- TASK A -
From the piece on the Pinocchio exhibition, quote word for word the passage starting at "Some years ago, we" and ending at "handful of rooms.".
- TASK B -
In the piece on the Pinocchio exhibition, how much will people be asked to pay to see the show?
- TASK C -
Continue the piece on the Pinocchio exhibition from the point where it stops.

- GIVEN TEXT -

──────


        Our sole exhibition this summer will be a show of props and sets from the stop-motion film Guillermo del Toro's Pinocchio. I recently watched the movie and didn't care for it. It doesn't help that the old Disney version is one of my favorite cartoons, a nearly perfect film that is equal parts magical and horrifying. But perhaps a dark fable about a carved wooden boy wanting desperately to become flesh and blood is perfect for our institution, especially when it doubles as a cautionary tale about the perils of dishonesty.

        Some years ago, we had another show of stop-motion art, based on the work of local studio Laika. Laika is basically a pet project for the son of Nike CEO Phil Knight. They make beautiful films with terrible storylines and ironically two-dimensional characters. It was an impressive exhibit and people loved it, even if it failed in its goal to divert some of those Nike profits to the museum. The centerpieces were a gigantic red skeleton and a garden of ominous, glowing plants, surrounded by sets and figurines from all of their films. With Pinocchio, the museum hopes to replicate the success of that earlier show, but this seems unlikely, especially since the entire rest of the museum will be closed. And despite the huge amounts of empty gallery space, there are no plans to drop the price. People will be asked to shell out twenty-five dollars to walk through a handful of rooms. 

        While, as I said, I didn't care for the film, I do think the story of Pinocchio was an interesting choice to make into a stop-motion film. It's a story about an inanimate object coming to life, and the entire process of stop-motion animation involves making stationary objects appear to move; extremely meta. It's all an illusion, of course; the figures never really come to life, it only looks like they do. It seems somewhat perverse to have a show that reduces the living beings seen in the film back to their inanimate origins. It's a bit like eating a bunch of raw ingredients instead of the finished meal.

──────

- DATASET EXCERPTS -
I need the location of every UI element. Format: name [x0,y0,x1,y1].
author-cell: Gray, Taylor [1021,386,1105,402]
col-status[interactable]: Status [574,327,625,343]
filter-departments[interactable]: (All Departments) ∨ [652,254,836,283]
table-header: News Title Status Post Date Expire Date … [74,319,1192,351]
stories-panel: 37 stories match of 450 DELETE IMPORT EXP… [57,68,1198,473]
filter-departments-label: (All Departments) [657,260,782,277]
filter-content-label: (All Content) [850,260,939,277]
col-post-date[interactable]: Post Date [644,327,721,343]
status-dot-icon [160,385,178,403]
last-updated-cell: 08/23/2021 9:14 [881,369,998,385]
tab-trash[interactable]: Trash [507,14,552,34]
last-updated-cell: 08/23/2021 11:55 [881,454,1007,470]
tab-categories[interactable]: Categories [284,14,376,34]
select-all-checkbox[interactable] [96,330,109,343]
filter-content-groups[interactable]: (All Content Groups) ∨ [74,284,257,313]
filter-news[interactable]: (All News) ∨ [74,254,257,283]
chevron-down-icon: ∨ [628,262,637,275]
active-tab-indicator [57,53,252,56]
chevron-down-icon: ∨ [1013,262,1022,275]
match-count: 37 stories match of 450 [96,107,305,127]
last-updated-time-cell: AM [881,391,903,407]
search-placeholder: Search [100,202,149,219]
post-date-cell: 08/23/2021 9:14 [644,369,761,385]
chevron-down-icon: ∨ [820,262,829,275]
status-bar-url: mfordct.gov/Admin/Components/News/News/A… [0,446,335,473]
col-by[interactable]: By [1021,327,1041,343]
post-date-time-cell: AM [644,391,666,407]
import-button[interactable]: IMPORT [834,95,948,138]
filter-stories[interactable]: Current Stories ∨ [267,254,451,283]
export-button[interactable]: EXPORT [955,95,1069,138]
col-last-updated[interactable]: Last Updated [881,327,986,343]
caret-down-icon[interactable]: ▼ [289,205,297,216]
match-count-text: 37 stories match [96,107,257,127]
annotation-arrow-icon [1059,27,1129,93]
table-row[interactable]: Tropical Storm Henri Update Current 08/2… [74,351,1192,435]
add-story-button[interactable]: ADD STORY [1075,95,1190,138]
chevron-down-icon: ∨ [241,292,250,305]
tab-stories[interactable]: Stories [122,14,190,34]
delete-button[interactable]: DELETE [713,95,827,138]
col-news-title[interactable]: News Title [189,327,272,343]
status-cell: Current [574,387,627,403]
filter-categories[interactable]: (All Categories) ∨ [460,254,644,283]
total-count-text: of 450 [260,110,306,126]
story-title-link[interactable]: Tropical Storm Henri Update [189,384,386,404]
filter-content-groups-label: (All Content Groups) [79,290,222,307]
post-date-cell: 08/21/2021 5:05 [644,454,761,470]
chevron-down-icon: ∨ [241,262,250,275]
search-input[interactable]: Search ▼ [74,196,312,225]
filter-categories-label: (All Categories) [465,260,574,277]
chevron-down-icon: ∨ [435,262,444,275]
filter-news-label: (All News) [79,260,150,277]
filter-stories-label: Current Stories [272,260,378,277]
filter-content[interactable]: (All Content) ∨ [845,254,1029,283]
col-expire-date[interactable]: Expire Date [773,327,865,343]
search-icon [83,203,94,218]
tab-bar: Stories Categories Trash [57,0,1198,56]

──────

- EXERCISE RESPONSE A -
Some years ago, we had another show of stop-motion art, based on the work of local studio Laika. Laika is basically a pet project for the son of Nike CEO Phil Knight. They make beautiful films with terrible storylines and ironically two-dimensional characters. It was an impressive exhibit and people loved it, even if it failed in its goal to divert some of those Nike profits to the museum. The centerpieces were a gigantic red skeleton and a garden of ominous, glowing plants, surrounded by sets and figurines from all of their films. With Pinocchio, the museum hopes to replicate the success of that earlier show, but this seems unlikely, especially since the entire rest of the museum will be closed. And despite the huge amounts of empty gallery space, there are no plans to drop the price. People will be asked to shell out twenty-five dollars to walk through a handful of rooms.

- EXERCISE RESPONSE B -
Twenty-five dollars.

- EXERCISE RESPONSE C -
        There is something fitting about a museum show that explores the idea of a sculpture brought to life. I'm always fascinated by this theme. Pinocchio is carved by Gepetto to be his son, to ease his loneliness. Similarly, Pygmalion sculpts Galatea out of marble, then falls in love with his creation, and his desire brings her to life. 

        The Velveteen Rabbit is another plaything that yearns to be real, like the flesh and blood bunnies he sees hopping around outside the playroom. He is told that only being loved can make this happen. As with Pinocchio, a kind fairy eventually helps this come to pass. It’s pathetic but I relate to all these stories because I, too, feel like I am not fully human and long to be brought to life by someone else’s love. Where is my Blue Fairy, dammit?

        Of course, most stories about bringing figures to life are cautionary tales. From the Golem to Frankenstein's monster to the dolls and puppets from 80s horror films, bringing a still life to actual life is usually seen to have a bloody outcome.  Every artist wants to be a god, of course, to create living beings, consequences be damned. But we have to settle for pummeling lumps of clay and squishing paint across sheets of cloth, hoping that through some act of magic these dumb things we make will somehow come to life. 

         The same is true for our battered, rapidly-emptying institution. I want us to be more than a discarded toy, a heap of half-baked, cobbled-together ideas about what a museum can be. I think of the Velveteen Rabbit, and the words of his friend the Skin Horse: “When a child loves you for a long, long time, not just to play with, but REALLY loves you, then you become real." Unless we can find leadership that loves this place, I mean really fucking loves it, no amount of renovation will hide the fact that we remain a cheap imitation, a clumsy forgery. A block of wood that dreams of being real.